• [AIM OF THE EXERCISE]
Extract the full set of records, then give each one again exactly.

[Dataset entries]
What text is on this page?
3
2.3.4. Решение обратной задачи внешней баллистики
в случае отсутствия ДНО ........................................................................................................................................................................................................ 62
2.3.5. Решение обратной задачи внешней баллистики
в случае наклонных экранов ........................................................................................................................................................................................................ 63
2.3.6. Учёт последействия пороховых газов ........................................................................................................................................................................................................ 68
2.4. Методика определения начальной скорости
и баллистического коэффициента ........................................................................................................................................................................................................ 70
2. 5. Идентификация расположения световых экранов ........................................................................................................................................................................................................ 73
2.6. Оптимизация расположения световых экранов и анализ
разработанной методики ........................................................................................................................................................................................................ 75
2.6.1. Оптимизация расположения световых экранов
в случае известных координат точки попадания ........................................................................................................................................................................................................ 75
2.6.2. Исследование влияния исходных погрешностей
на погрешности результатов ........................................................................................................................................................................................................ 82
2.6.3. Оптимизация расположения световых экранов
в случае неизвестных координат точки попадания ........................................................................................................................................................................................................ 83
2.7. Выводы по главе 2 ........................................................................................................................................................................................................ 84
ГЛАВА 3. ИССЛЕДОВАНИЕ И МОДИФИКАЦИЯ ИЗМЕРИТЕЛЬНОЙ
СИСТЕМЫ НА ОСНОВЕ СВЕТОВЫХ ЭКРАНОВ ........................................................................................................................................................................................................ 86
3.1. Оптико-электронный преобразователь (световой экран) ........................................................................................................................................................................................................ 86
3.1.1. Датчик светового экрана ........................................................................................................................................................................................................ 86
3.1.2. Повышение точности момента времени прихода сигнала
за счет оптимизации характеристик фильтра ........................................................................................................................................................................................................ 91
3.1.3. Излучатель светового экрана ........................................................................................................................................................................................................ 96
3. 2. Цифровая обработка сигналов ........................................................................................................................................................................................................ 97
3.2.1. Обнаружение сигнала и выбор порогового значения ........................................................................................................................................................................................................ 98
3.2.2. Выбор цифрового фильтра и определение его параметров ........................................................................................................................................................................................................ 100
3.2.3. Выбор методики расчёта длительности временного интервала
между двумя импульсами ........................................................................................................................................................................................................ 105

• [RESPONSE]
What text is on this page?
3
2.3.4. Решение обратной задачи внешней баллистики
в случае отсутствия ДНО ........................................................................................................................................................................................................ 62
2.3.5. Решение обратной задачи внешней баллистики
в случае наклонных экранов ........................................................................................................................................................................................................ 63
2.3.6. Учёт последействия пороховых газов ........................................................................................................................................................................................................ 68
2.4. Методика определения начальной скорости
и баллистического коэффициента ........................................................................................................................................................................................................ 70
2. 5. Идентификация расположения световых экранов ........................................................................................................................................................................................................ 73
2.6. Оптимизация расположения световых экранов и анализ
разработанной методики ........................................................................................................................................................................................................ 75
2.6.1. Оптимизация расположения световых экранов
в случае известных координат точки попадания ........................................................................................................................................................................................................ 75
2.6.2. Исследование влияния исходных погрешностей
на погрешности результатов ........................................................................................................................................................................................................ 82
2.6.3. Оптимизация расположения световых экранов
в случае неизвестных координат точки попадания ........................................................................................................................................................................................................ 83
2.7. Выводы по главе 2 ........................................................................................................................................................................................................ 84
ГЛАВА 3. ИССЛЕДОВАНИЕ И МОДИФИКАЦИЯ ИЗМЕРИТЕЛЬНОЙ
СИСТЕМЫ НА ОСНОВЕ СВЕТОВЫХ ЭКРАНОВ ........................................................................................................................................................................................................ 86
3.1. Оптико-электронный преобразователь (световой экран) ........................................................................................................................................................................................................ 86
3.1.1. Датчик светового экрана ........................................................................................................................................................................................................ 86
3.1.2. Повышение точности момента времени прихода сигнала
за счет оптимизации характеристик фильтра ........................................................................................................................................................................................................ 91
3.1.3. Излучатель светового экрана ........................................................................................................................................................................................................ 96
3. 2. Цифровая обработка сигналов ........................................................................................................................................................................................................ 97
3.2.1. Обнаружение сигнала и выбор порогового значения ........................................................................................................................................................................................................ 98
3.2.2. Выбор цифрового фильтра и определение его параметров ........................................................................................................................................................................................................ 100
3.2.3. Выбор методики расчёта длительности временного интервала
между двумя импульсами ........................................................................................................................................................................................................ 105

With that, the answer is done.